• _Your objective_
Copy out everything from the line containing "paragraph-line: 当布莱恩搭上飞机，由文明世界坠落到荒野森林，我便不 <box>193" down to the line containing "document-title: 手斧男孩读后感1200字 <box>350", keeping both of those lines.

____

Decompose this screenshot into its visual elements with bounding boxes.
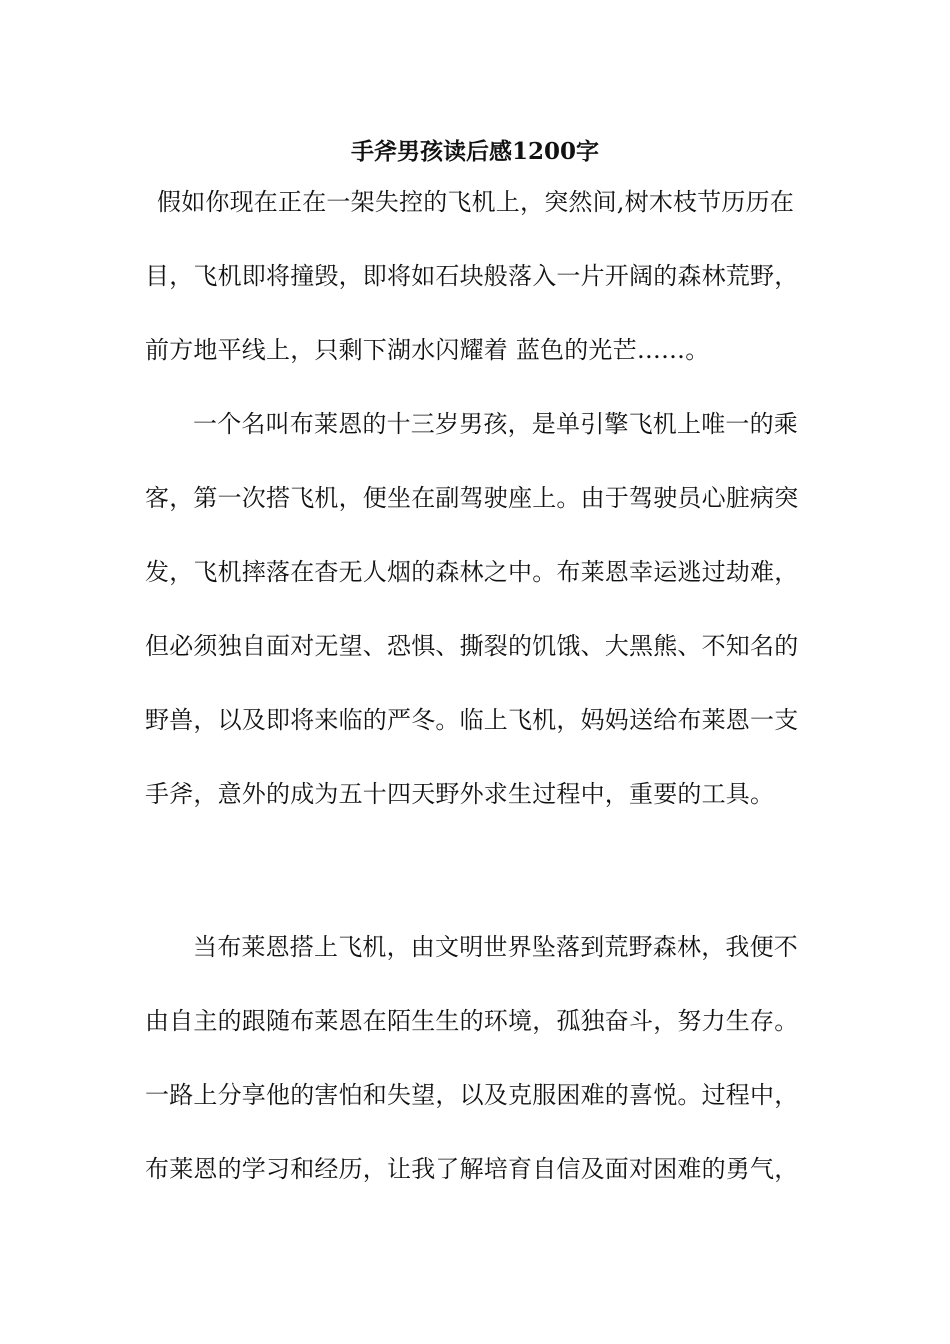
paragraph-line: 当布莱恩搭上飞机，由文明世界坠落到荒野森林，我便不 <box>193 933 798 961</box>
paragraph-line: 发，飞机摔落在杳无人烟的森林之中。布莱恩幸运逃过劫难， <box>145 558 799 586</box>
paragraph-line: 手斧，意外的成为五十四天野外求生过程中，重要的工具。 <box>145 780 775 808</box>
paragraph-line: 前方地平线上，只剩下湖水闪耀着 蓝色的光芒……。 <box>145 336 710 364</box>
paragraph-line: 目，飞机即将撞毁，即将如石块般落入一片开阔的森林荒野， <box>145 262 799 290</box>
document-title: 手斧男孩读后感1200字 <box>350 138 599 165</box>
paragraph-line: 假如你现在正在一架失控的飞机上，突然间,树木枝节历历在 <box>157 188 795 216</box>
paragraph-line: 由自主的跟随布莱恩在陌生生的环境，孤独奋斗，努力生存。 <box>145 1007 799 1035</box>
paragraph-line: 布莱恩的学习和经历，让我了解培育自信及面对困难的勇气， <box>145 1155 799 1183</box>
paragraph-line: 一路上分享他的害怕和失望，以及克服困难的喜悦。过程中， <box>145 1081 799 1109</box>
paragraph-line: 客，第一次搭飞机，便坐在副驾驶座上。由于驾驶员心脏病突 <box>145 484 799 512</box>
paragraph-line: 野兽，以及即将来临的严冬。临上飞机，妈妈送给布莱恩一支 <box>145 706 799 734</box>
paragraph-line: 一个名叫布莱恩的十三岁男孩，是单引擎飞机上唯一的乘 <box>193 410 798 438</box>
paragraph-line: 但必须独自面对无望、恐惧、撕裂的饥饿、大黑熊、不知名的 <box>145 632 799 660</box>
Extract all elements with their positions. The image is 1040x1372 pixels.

____

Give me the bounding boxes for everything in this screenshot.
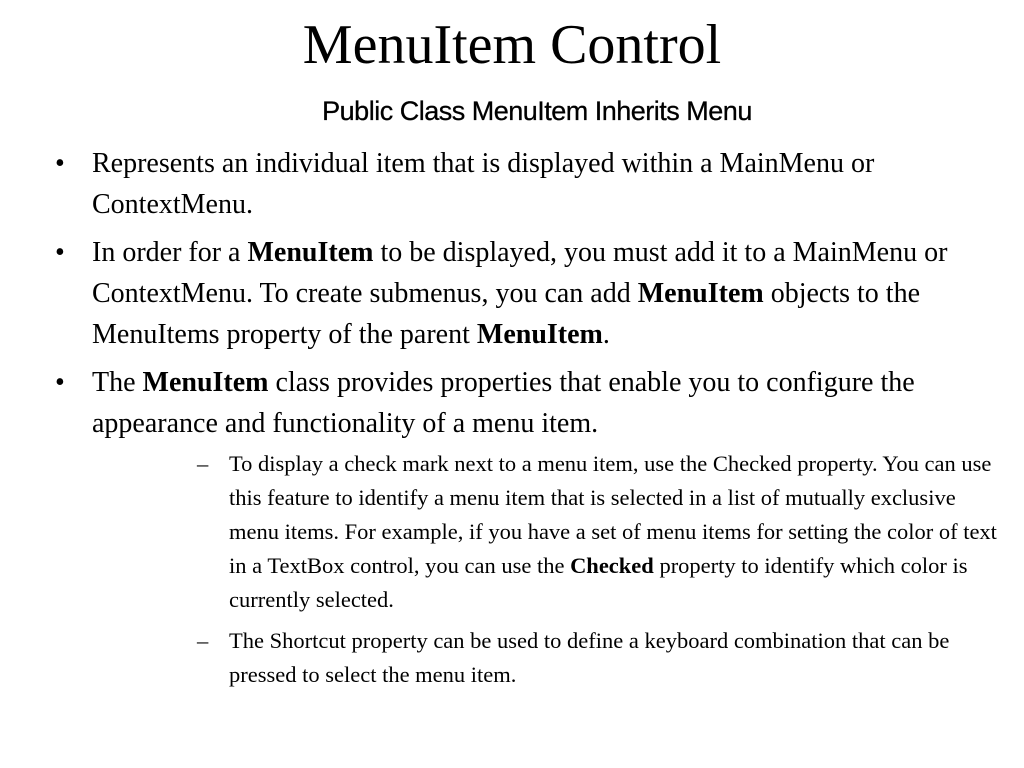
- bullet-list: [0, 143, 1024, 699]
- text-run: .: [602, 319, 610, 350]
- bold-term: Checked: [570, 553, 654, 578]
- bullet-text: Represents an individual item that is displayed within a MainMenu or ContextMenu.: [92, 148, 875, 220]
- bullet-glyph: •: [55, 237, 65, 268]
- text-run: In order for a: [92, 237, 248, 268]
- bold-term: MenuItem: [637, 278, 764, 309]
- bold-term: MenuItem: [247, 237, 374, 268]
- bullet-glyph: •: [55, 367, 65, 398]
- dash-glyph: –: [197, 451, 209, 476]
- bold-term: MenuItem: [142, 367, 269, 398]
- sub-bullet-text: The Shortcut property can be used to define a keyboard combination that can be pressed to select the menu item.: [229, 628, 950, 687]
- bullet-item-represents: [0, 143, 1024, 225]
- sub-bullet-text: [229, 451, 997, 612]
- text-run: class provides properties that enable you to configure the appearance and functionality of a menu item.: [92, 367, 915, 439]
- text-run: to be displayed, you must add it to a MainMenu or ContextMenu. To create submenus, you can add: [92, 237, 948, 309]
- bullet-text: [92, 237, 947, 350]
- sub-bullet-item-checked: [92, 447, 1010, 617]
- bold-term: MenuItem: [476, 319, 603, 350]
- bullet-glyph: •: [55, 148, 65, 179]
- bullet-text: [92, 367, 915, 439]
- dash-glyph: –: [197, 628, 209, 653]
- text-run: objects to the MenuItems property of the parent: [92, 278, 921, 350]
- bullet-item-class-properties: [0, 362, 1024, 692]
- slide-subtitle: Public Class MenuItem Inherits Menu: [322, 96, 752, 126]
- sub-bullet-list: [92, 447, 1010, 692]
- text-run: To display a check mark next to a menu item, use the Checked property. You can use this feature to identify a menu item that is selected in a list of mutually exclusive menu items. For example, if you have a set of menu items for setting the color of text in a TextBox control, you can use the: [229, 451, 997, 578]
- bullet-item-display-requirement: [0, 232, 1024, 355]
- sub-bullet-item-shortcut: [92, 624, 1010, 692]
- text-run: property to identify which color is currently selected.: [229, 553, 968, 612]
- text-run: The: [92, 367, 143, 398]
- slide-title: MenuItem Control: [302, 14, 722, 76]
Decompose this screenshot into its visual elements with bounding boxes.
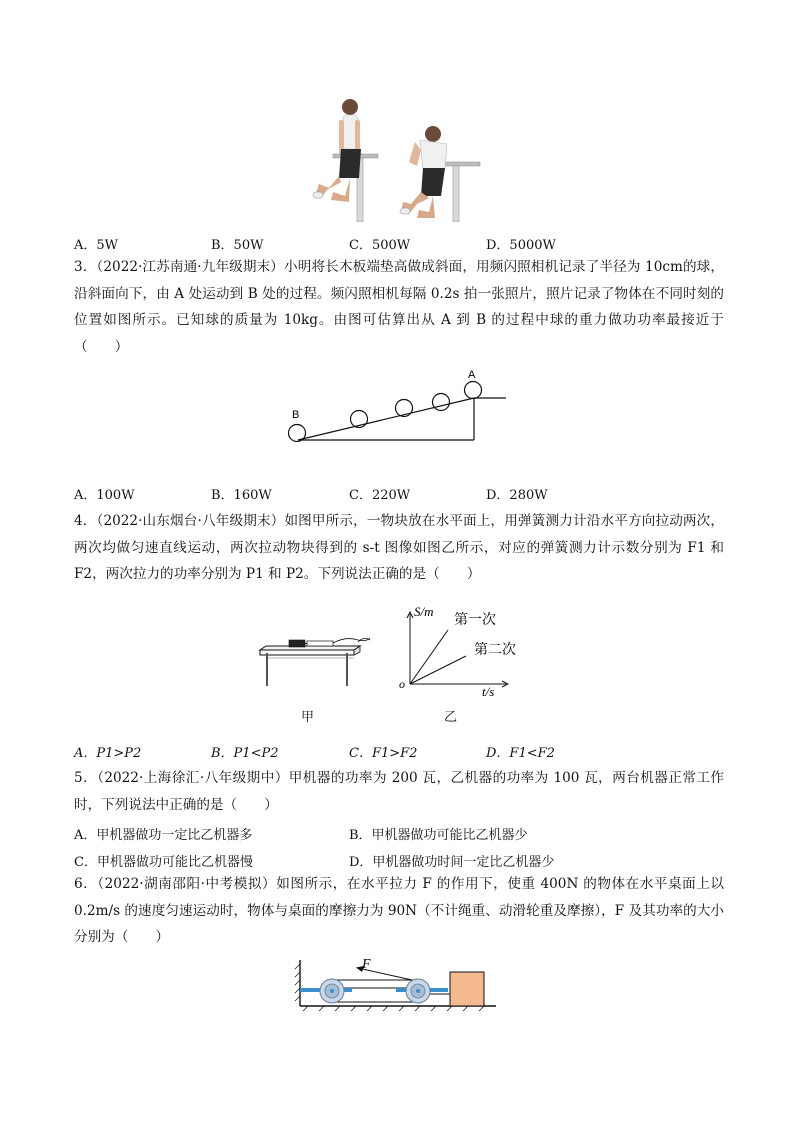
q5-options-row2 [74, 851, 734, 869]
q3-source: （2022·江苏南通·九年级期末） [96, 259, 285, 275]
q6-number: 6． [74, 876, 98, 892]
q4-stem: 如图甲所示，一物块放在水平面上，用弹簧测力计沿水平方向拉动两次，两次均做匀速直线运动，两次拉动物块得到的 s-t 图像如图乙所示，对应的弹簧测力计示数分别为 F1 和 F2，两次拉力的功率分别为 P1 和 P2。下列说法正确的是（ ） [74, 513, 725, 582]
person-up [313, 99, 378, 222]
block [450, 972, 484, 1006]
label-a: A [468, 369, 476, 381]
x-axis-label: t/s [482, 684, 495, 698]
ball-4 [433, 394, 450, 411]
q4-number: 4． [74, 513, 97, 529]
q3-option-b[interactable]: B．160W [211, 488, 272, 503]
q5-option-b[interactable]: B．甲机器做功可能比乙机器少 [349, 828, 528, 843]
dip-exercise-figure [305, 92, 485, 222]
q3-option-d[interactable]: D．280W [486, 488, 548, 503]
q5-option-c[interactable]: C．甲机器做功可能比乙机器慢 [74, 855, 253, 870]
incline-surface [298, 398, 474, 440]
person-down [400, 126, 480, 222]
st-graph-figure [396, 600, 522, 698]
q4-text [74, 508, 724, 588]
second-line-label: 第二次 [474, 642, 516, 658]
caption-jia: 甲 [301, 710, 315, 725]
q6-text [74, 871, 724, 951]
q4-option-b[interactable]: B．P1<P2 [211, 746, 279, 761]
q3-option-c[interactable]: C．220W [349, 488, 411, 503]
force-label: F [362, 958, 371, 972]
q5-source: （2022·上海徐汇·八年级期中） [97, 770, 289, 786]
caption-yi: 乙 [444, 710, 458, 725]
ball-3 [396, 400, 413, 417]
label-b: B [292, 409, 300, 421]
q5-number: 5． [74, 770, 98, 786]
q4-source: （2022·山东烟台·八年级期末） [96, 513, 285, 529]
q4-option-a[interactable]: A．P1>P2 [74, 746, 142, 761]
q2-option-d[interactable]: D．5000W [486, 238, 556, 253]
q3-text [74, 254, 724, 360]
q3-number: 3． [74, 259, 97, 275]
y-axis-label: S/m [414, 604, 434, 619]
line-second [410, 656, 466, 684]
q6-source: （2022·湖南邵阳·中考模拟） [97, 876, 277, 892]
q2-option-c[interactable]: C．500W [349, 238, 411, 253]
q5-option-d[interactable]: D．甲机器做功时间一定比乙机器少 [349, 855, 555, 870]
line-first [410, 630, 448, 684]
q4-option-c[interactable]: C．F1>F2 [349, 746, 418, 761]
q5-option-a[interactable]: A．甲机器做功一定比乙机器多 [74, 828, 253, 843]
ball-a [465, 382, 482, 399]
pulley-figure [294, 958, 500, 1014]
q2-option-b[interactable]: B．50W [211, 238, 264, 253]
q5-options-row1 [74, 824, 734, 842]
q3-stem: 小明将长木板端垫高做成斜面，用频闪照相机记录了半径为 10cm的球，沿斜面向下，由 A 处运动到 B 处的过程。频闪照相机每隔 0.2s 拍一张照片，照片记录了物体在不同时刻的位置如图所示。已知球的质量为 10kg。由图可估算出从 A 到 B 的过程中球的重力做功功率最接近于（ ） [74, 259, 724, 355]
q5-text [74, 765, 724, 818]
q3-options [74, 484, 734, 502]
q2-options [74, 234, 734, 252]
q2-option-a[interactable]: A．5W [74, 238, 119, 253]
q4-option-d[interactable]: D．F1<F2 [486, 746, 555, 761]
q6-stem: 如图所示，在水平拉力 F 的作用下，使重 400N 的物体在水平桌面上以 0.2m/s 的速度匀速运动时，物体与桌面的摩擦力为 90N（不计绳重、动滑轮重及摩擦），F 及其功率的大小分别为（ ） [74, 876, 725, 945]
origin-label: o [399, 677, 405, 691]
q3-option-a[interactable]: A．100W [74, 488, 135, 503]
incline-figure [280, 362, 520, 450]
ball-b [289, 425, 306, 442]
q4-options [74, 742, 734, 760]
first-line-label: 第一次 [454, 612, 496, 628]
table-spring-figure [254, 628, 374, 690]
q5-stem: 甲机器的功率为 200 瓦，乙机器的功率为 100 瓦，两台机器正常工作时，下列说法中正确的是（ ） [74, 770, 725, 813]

____

• _Solution to this problem_
paragraph-line: 当布莱恩搭上飞机，由文明世界坠落到荒野森林，我便不 <box>193 933 798 961</box>
paragraph-line: 发，飞机摔落在杳无人烟的森林之中。布莱恩幸运逃过劫难， <box>145 558 799 586</box>
paragraph-line: 手斧，意外的成为五十四天野外求生过程中，重要的工具。 <box>145 780 775 808</box>
paragraph-line: 前方地平线上，只剩下湖水闪耀着 蓝色的光芒……。 <box>145 336 710 364</box>
paragraph-line: 目，飞机即将撞毁，即将如石块般落入一片开阔的森林荒野， <box>145 262 799 290</box>
document-title: 手斧男孩读后感1200字 <box>350 138 599 165</box>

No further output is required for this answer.